Condense the reading text's paragraph that opens "On Friday, January 19th, 1990" into a short bulleted list that keeps its main facts.

━━━━━ Reading text ━━━━━

Anyway, I’m straying from the point. I was talking to my colleague in the floral leggings about the caretaker having the goat destroyed. ‘Typical,’ she said. ‘Some male can’t control his libido, and the innocent female has to pay the penalty.’
‘Yeah,’ I said, ‘maybe you should start a Goat Support Group.’ It was a nothing line, she didn’t really react, and I forgot about it. A few weeks later, I was called into the principal’s office and he explained to me that there had been an official complaint about my goat remark.
On Friday, January 19th, 1990, against the advice of hecklers everywhere, I finally gave up my day-job. Suddenly, I was a full-time professional comedian. That night I went to Sainsbury’s with Lisa and we combed the shelves for half-price offers and ‘eat within the next twenty minutes’ stickers. I had explained to her that things were going to be tough. I had ten gigs lined up for the last twelve days of January, and another twenty-five lined up for February. We’d probably be OK.
The 4-X gigs were going from strength to strength. We were even getting ticket touts outside. One visiting comic described it as being like a ‘Frank rally’, but most of the acts seemed to have a good time. One exception was Sean Hughes, now a regular on BBC’s Never Mind the Buzzcocks. Sean, an Irishman, was a very good stand-up, and he
was booked to close the show in King’s Heath with a half-hour set. I introduced him and then wandered off into the corridor to have a fag. I was still smoking on stage at this point. I wanted to quit, but the brilliant Scottish comedy-magician, Gerry Sadowitz, a man who would sit with me in the back-bar of the Comedy Store talking comedy into the early hours, and saying very supportive things about my act, advised me against it. He reckoned that my comic timing had become reliant on the rhythm of my smoking. If I lost the ciggie, Gerry maintained, the whole thing could collapse like a house of cards.
It turned out he was wrong, but I loved the way he talked so intensely about comedy. I was in a Montreal theatre in the summer of ’91 when Gerry got thumped on stage by a French-Canadian punter enraged by an act that had begun, ‘Greetings, moose-fuckers’, and gone on to describe how smelly French people are.
Anyway, Sean Hughes at the 4-X. About ten minutes into his set, Sean began a bit about the IRA. Now I’d seen this routine before, and I knew that it very cleverly avoided all the pitfalls of talking about such a touchy subject, and was, in fact, really funny and not offensive. However, Birmingham, at that time, was not a good place to do IRA material. The Birmingham pub bombings in the early seventies had hit everyone very hard. It was a horrible time, and the memory lingered, as it probably will for many years to come. I had drunk in the two pubs that were blown up, and, like a lot of people, I knew it could easily have been me that night. Consequently, two blokes went off at Sean, gave him a load of abuse and, when they felt they had had their say, noisily stormed out, shoving their way past me in the corridor. Sean was understandably a bit thrown, and when he finished, although he got good applause, there was a tense atmosphere in the room. When it gets tense in a comedy club, it is the compere’s job to release the pressure-valve a bit. ‘Well,’ I said on my return to the stage, ‘what happened there? I was standing in the corridor having a fag and two blokes came past, shouting about somebody called Iris Hunt.’

━━━━━ Supplied information ━━━━━

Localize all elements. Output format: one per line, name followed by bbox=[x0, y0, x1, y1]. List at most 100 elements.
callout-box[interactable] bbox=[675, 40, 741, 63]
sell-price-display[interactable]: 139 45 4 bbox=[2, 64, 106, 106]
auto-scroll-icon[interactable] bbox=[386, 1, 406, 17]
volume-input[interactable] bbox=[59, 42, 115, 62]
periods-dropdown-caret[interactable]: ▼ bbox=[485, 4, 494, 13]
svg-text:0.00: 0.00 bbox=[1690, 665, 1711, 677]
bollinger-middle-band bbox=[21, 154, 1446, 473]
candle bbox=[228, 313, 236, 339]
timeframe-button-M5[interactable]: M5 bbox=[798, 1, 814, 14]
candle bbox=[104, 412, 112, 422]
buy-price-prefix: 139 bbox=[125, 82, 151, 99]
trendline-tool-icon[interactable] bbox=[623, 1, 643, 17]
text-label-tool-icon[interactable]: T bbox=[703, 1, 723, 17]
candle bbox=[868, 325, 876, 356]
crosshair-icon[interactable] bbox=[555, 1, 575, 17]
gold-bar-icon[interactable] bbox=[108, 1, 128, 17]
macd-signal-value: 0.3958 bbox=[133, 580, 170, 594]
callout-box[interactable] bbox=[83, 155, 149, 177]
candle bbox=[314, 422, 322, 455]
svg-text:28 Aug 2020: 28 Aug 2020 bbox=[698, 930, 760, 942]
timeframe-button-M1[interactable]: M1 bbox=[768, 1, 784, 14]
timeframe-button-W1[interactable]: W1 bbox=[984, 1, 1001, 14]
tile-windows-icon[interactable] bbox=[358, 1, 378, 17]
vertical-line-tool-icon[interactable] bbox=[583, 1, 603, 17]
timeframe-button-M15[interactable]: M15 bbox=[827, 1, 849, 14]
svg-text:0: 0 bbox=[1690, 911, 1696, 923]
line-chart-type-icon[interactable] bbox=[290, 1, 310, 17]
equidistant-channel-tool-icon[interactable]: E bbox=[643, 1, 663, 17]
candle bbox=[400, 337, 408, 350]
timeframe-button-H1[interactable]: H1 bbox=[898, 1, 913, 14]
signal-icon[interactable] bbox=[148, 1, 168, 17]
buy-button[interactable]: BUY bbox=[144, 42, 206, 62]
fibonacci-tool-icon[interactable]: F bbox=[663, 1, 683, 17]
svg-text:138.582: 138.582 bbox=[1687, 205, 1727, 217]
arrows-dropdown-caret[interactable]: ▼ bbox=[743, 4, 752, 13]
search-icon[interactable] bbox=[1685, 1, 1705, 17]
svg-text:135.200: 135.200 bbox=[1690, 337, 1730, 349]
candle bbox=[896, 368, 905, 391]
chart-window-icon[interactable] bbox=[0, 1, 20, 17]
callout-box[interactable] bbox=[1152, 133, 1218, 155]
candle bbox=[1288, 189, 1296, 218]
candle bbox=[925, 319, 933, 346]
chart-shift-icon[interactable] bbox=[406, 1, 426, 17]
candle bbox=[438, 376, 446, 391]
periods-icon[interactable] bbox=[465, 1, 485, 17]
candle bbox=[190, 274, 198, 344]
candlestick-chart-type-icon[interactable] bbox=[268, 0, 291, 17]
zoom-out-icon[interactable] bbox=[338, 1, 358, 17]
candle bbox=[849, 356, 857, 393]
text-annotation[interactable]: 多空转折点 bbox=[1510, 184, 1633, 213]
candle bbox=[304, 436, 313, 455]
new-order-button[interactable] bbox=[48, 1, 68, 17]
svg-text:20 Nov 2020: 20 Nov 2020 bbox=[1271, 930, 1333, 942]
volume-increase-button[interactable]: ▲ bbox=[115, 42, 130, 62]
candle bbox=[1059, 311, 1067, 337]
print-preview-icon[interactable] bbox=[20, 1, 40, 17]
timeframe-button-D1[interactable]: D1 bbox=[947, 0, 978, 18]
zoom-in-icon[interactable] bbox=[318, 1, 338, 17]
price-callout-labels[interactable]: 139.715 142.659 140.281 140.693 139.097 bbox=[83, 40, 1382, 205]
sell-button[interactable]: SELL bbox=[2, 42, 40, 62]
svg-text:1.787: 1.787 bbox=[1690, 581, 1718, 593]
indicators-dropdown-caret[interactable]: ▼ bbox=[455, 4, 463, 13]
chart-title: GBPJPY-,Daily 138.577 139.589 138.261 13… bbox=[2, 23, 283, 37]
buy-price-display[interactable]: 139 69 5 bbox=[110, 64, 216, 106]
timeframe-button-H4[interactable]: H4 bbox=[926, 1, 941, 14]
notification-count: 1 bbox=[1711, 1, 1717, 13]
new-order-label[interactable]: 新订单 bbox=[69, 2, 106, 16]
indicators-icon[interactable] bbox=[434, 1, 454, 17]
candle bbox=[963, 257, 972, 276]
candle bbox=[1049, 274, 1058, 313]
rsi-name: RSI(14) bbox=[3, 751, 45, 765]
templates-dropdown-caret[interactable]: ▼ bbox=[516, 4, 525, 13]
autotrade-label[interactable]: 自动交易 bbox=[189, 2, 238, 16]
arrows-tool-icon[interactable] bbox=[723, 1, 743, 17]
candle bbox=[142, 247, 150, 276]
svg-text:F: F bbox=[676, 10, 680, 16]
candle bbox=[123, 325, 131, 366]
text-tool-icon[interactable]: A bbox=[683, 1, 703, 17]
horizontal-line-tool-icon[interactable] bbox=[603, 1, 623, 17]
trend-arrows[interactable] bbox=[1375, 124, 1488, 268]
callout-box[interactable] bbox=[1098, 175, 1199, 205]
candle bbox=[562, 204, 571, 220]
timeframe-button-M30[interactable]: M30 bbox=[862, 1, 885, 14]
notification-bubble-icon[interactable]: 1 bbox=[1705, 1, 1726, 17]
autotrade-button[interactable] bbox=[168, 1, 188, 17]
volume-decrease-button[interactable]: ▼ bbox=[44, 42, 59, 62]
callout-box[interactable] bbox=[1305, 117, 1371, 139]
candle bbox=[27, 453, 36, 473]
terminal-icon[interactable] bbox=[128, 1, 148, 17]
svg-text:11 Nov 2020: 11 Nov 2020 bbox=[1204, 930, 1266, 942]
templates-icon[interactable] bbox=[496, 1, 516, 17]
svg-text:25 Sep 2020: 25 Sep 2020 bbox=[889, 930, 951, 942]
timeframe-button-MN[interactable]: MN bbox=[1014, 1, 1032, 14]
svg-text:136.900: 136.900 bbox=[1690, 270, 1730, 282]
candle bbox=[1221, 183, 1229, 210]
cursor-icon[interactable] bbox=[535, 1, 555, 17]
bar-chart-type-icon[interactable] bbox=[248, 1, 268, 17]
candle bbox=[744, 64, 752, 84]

━━━━━

__Output__.
- On Friday, January 19th, 1990, the narrator quit the day job, ignoring hecklers' advice, and became a full-time professional comedian.
- That night, the narrator and Lisa searched Sainsbury's for half-price offers and items with "eat within the next twenty minutes" stickers.
- The narrator had warned Lisa that things would be tough.
- Ten gigs were booked for the last twelve days of January and twenty-five for February, so they would probably be OK.